| Problem requirements |
All of the data that follows should be retyped exactly, please, except the pictures.

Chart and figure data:
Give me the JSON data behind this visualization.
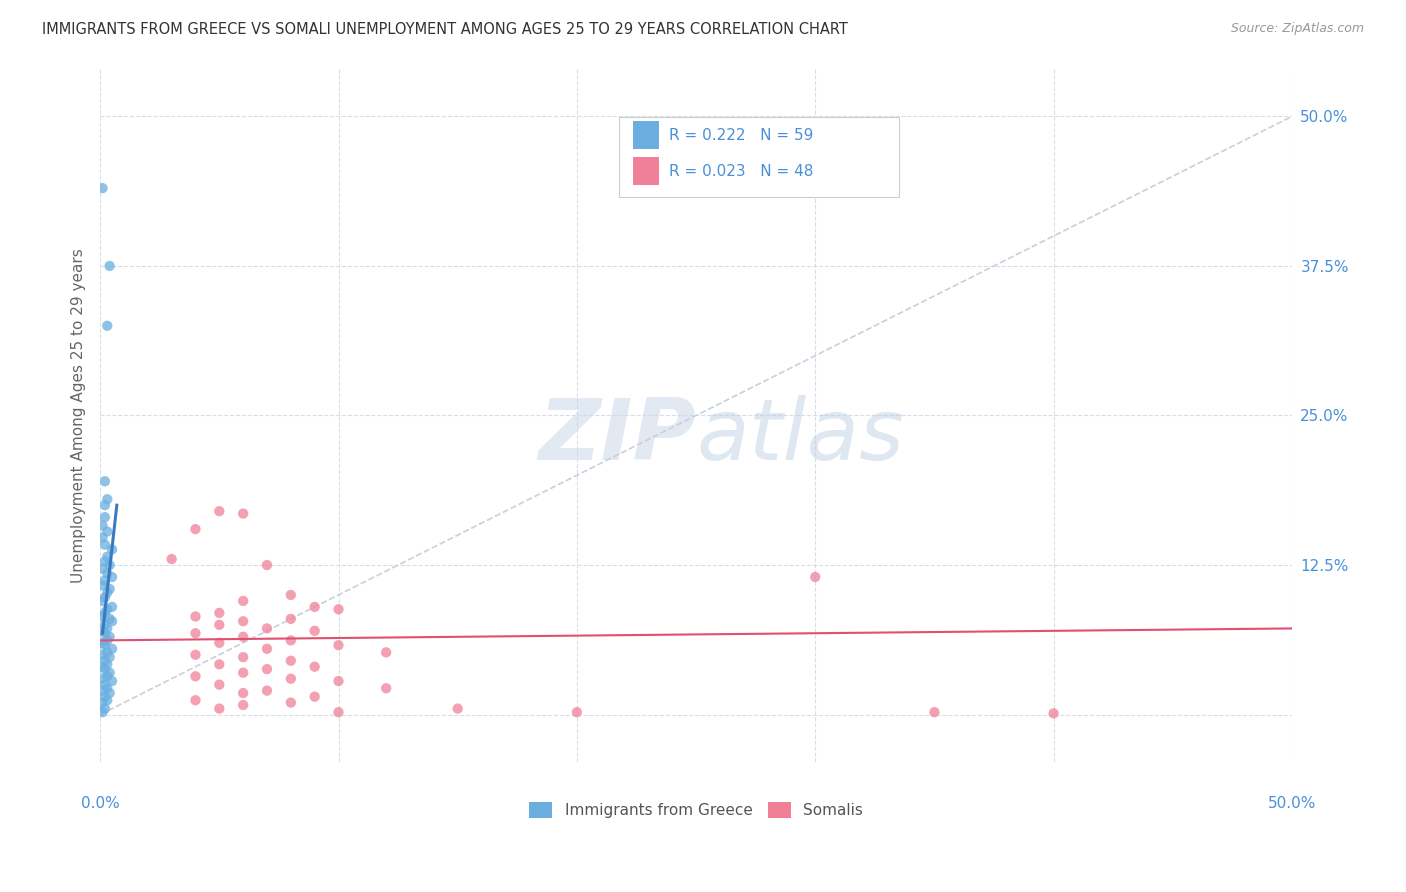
{
  "title": "IMMIGRANTS FROM GREECE VS SOMALI UNEMPLOYMENT AMONG AGES 25 TO 29 YEARS CORRELATION CHART",
  "source": "Source: ZipAtlas.com",
  "ylabel": "Unemployment Among Ages 25 to 29 years",
  "ytick_labels": [
    "",
    "12.5%",
    "25.0%",
    "37.5%",
    "50.0%"
  ],
  "ytick_values": [
    0.0,
    0.125,
    0.25,
    0.375,
    0.5
  ],
  "xtick_vals": [
    0.0,
    0.1,
    0.2,
    0.3,
    0.4,
    0.5
  ],
  "xmin": 0.0,
  "xmax": 0.5,
  "ymin": -0.04,
  "ymax": 0.54,
  "legend_label1": "Immigrants from Greece",
  "legend_label2": "Somalis",
  "blue_color": "#6aaee0",
  "pink_color": "#f08098",
  "blue_line_color": "#3a7abf",
  "pink_line_color": "#e05070",
  "dashed_line_color": "#c8d0dc",
  "grid_color": "#d8dde8",
  "blue_scatter": [
    [
      0.001,
      0.44
    ],
    [
      0.004,
      0.375
    ],
    [
      0.003,
      0.325
    ],
    [
      0.002,
      0.195
    ],
    [
      0.003,
      0.18
    ],
    [
      0.002,
      0.175
    ],
    [
      0.002,
      0.165
    ],
    [
      0.001,
      0.158
    ],
    [
      0.003,
      0.153
    ],
    [
      0.001,
      0.148
    ],
    [
      0.002,
      0.142
    ],
    [
      0.005,
      0.138
    ],
    [
      0.003,
      0.132
    ],
    [
      0.002,
      0.128
    ],
    [
      0.004,
      0.125
    ],
    [
      0.001,
      0.122
    ],
    [
      0.003,
      0.118
    ],
    [
      0.005,
      0.115
    ],
    [
      0.002,
      0.112
    ],
    [
      0.001,
      0.108
    ],
    [
      0.004,
      0.105
    ],
    [
      0.003,
      0.102
    ],
    [
      0.002,
      0.098
    ],
    [
      0.001,
      0.095
    ],
    [
      0.005,
      0.09
    ],
    [
      0.003,
      0.088
    ],
    [
      0.002,
      0.085
    ],
    [
      0.001,
      0.082
    ],
    [
      0.004,
      0.08
    ],
    [
      0.005,
      0.078
    ],
    [
      0.002,
      0.075
    ],
    [
      0.003,
      0.072
    ],
    [
      0.001,
      0.07
    ],
    [
      0.002,
      0.068
    ],
    [
      0.004,
      0.065
    ],
    [
      0.003,
      0.062
    ],
    [
      0.001,
      0.06
    ],
    [
      0.002,
      0.058
    ],
    [
      0.005,
      0.055
    ],
    [
      0.003,
      0.052
    ],
    [
      0.001,
      0.05
    ],
    [
      0.004,
      0.048
    ],
    [
      0.002,
      0.045
    ],
    [
      0.003,
      0.042
    ],
    [
      0.001,
      0.04
    ],
    [
      0.002,
      0.038
    ],
    [
      0.004,
      0.035
    ],
    [
      0.003,
      0.032
    ],
    [
      0.001,
      0.03
    ],
    [
      0.005,
      0.028
    ],
    [
      0.002,
      0.025
    ],
    [
      0.003,
      0.022
    ],
    [
      0.001,
      0.02
    ],
    [
      0.004,
      0.018
    ],
    [
      0.002,
      0.015
    ],
    [
      0.003,
      0.012
    ],
    [
      0.001,
      0.01
    ],
    [
      0.002,
      0.005
    ],
    [
      0.001,
      0.002
    ]
  ],
  "pink_scatter": [
    [
      0.05,
      0.17
    ],
    [
      0.06,
      0.168
    ],
    [
      0.04,
      0.155
    ],
    [
      0.03,
      0.13
    ],
    [
      0.07,
      0.125
    ],
    [
      0.08,
      0.1
    ],
    [
      0.06,
      0.095
    ],
    [
      0.09,
      0.09
    ],
    [
      0.1,
      0.088
    ],
    [
      0.05,
      0.085
    ],
    [
      0.04,
      0.082
    ],
    [
      0.08,
      0.08
    ],
    [
      0.06,
      0.078
    ],
    [
      0.05,
      0.075
    ],
    [
      0.07,
      0.072
    ],
    [
      0.09,
      0.07
    ],
    [
      0.04,
      0.068
    ],
    [
      0.06,
      0.065
    ],
    [
      0.08,
      0.062
    ],
    [
      0.05,
      0.06
    ],
    [
      0.1,
      0.058
    ],
    [
      0.07,
      0.055
    ],
    [
      0.12,
      0.052
    ],
    [
      0.04,
      0.05
    ],
    [
      0.06,
      0.048
    ],
    [
      0.08,
      0.045
    ],
    [
      0.05,
      0.042
    ],
    [
      0.09,
      0.04
    ],
    [
      0.07,
      0.038
    ],
    [
      0.06,
      0.035
    ],
    [
      0.04,
      0.032
    ],
    [
      0.08,
      0.03
    ],
    [
      0.1,
      0.028
    ],
    [
      0.05,
      0.025
    ],
    [
      0.12,
      0.022
    ],
    [
      0.07,
      0.02
    ],
    [
      0.06,
      0.018
    ],
    [
      0.09,
      0.015
    ],
    [
      0.3,
      0.115
    ],
    [
      0.04,
      0.012
    ],
    [
      0.08,
      0.01
    ],
    [
      0.06,
      0.008
    ],
    [
      0.05,
      0.005
    ],
    [
      0.1,
      0.002
    ],
    [
      0.15,
      0.005
    ],
    [
      0.2,
      0.002
    ],
    [
      0.35,
      0.002
    ],
    [
      0.4,
      0.001
    ]
  ],
  "blue_line_x": [
    0.001,
    0.007
  ],
  "blue_line_y": [
    0.068,
    0.175
  ],
  "pink_line_x": [
    0.0,
    0.5
  ],
  "pink_line_y": [
    0.062,
    0.072
  ]
}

| Complete answer |
Give me the JSON data behind this visualization.
{
  "title": "IMMIGRANTS FROM GREECE VS SOMALI UNEMPLOYMENT AMONG AGES 25 TO 29 YEARS CORRELATION CHART",
  "source": "Source: ZipAtlas.com",
  "ylabel": "Unemployment Among Ages 25 to 29 years",
  "ytick_labels": [
    "",
    "12.5%",
    "25.0%",
    "37.5%",
    "50.0%"
  ],
  "ytick_values": [
    0.0,
    0.125,
    0.25,
    0.375,
    0.5
  ],
  "xtick_vals": [
    0.0,
    0.1,
    0.2,
    0.3,
    0.4,
    0.5
  ],
  "xmin": 0.0,
  "xmax": 0.5,
  "ymin": -0.04,
  "ymax": 0.54,
  "legend_label1": "Immigrants from Greece",
  "legend_label2": "Somalis",
  "blue_color": "#6aaee0",
  "pink_color": "#f08098",
  "blue_line_color": "#3a7abf",
  "pink_line_color": "#e05070",
  "dashed_line_color": "#c8d0dc",
  "grid_color": "#d8dde8",
  "blue_scatter": [
    [
      0.001,
      0.44
    ],
    [
      0.004,
      0.375
    ],
    [
      0.003,
      0.325
    ],
    [
      0.002,
      0.195
    ],
    [
      0.003,
      0.18
    ],
    [
      0.002,
      0.175
    ],
    [
      0.002,
      0.165
    ],
    [
      0.001,
      0.158
    ],
    [
      0.003,
      0.153
    ],
    [
      0.001,
      0.148
    ],
    [
      0.002,
      0.142
    ],
    [
      0.005,
      0.138
    ],
    [
      0.003,
      0.132
    ],
    [
      0.002,
      0.128
    ],
    [
      0.004,
      0.125
    ],
    [
      0.001,
      0.122
    ],
    [
      0.003,
      0.118
    ],
    [
      0.005,
      0.115
    ],
    [
      0.002,
      0.112
    ],
    [
      0.001,
      0.108
    ],
    [
      0.004,
      0.105
    ],
    [
      0.003,
      0.102
    ],
    [
      0.002,
      0.098
    ],
    [
      0.001,
      0.095
    ],
    [
      0.005,
      0.09
    ],
    [
      0.003,
      0.088
    ],
    [
      0.002,
      0.085
    ],
    [
      0.001,
      0.082
    ],
    [
      0.004,
      0.08
    ],
    [
      0.005,
      0.078
    ],
    [
      0.002,
      0.075
    ],
    [
      0.003,
      0.072
    ],
    [
      0.001,
      0.07
    ],
    [
      0.002,
      0.068
    ],
    [
      0.004,
      0.065
    ],
    [
      0.003,
      0.062
    ],
    [
      0.001,
      0.06
    ],
    [
      0.002,
      0.058
    ],
    [
      0.005,
      0.055
    ],
    [
      0.003,
      0.052
    ],
    [
      0.001,
      0.05
    ],
    [
      0.004,
      0.048
    ],
    [
      0.002,
      0.045
    ],
    [
      0.003,
      0.042
    ],
    [
      0.001,
      0.04
    ],
    [
      0.002,
      0.038
    ],
    [
      0.004,
      0.035
    ],
    [
      0.003,
      0.032
    ],
    [
      0.001,
      0.03
    ],
    [
      0.005,
      0.028
    ],
    [
      0.002,
      0.025
    ],
    [
      0.003,
      0.022
    ],
    [
      0.001,
      0.02
    ],
    [
      0.004,
      0.018
    ],
    [
      0.002,
      0.015
    ],
    [
      0.003,
      0.012
    ],
    [
      0.001,
      0.01
    ],
    [
      0.002,
      0.005
    ],
    [
      0.001,
      0.002
    ]
  ],
  "pink_scatter": [
    [
      0.05,
      0.17
    ],
    [
      0.06,
      0.168
    ],
    [
      0.04,
      0.155
    ],
    [
      0.03,
      0.13
    ],
    [
      0.07,
      0.125
    ],
    [
      0.08,
      0.1
    ],
    [
      0.06,
      0.095
    ],
    [
      0.09,
      0.09
    ],
    [
      0.1,
      0.088
    ],
    [
      0.05,
      0.085
    ],
    [
      0.04,
      0.082
    ],
    [
      0.08,
      0.08
    ],
    [
      0.06,
      0.078
    ],
    [
      0.05,
      0.075
    ],
    [
      0.07,
      0.072
    ],
    [
      0.09,
      0.07
    ],
    [
      0.04,
      0.068
    ],
    [
      0.06,
      0.065
    ],
    [
      0.08,
      0.062
    ],
    [
      0.05,
      0.06
    ],
    [
      0.1,
      0.058
    ],
    [
      0.07,
      0.055
    ],
    [
      0.12,
      0.052
    ],
    [
      0.04,
      0.05
    ],
    [
      0.06,
      0.048
    ],
    [
      0.08,
      0.045
    ],
    [
      0.05,
      0.042
    ],
    [
      0.09,
      0.04
    ],
    [
      0.07,
      0.038
    ],
    [
      0.06,
      0.035
    ],
    [
      0.04,
      0.032
    ],
    [
      0.08,
      0.03
    ],
    [
      0.1,
      0.028
    ],
    [
      0.05,
      0.025
    ],
    [
      0.12,
      0.022
    ],
    [
      0.07,
      0.02
    ],
    [
      0.06,
      0.018
    ],
    [
      0.09,
      0.015
    ],
    [
      0.3,
      0.115
    ],
    [
      0.04,
      0.012
    ],
    [
      0.08,
      0.01
    ],
    [
      0.06,
      0.008
    ],
    [
      0.05,
      0.005
    ],
    [
      0.1,
      0.002
    ],
    [
      0.15,
      0.005
    ],
    [
      0.2,
      0.002
    ],
    [
      0.35,
      0.002
    ],
    [
      0.4,
      0.001
    ]
  ],
  "blue_line_x": [
    0.001,
    0.007
  ],
  "blue_line_y": [
    0.068,
    0.175
  ],
  "pink_line_x": [
    0.0,
    0.5
  ],
  "pink_line_y": [
    0.062,
    0.072
  ]
}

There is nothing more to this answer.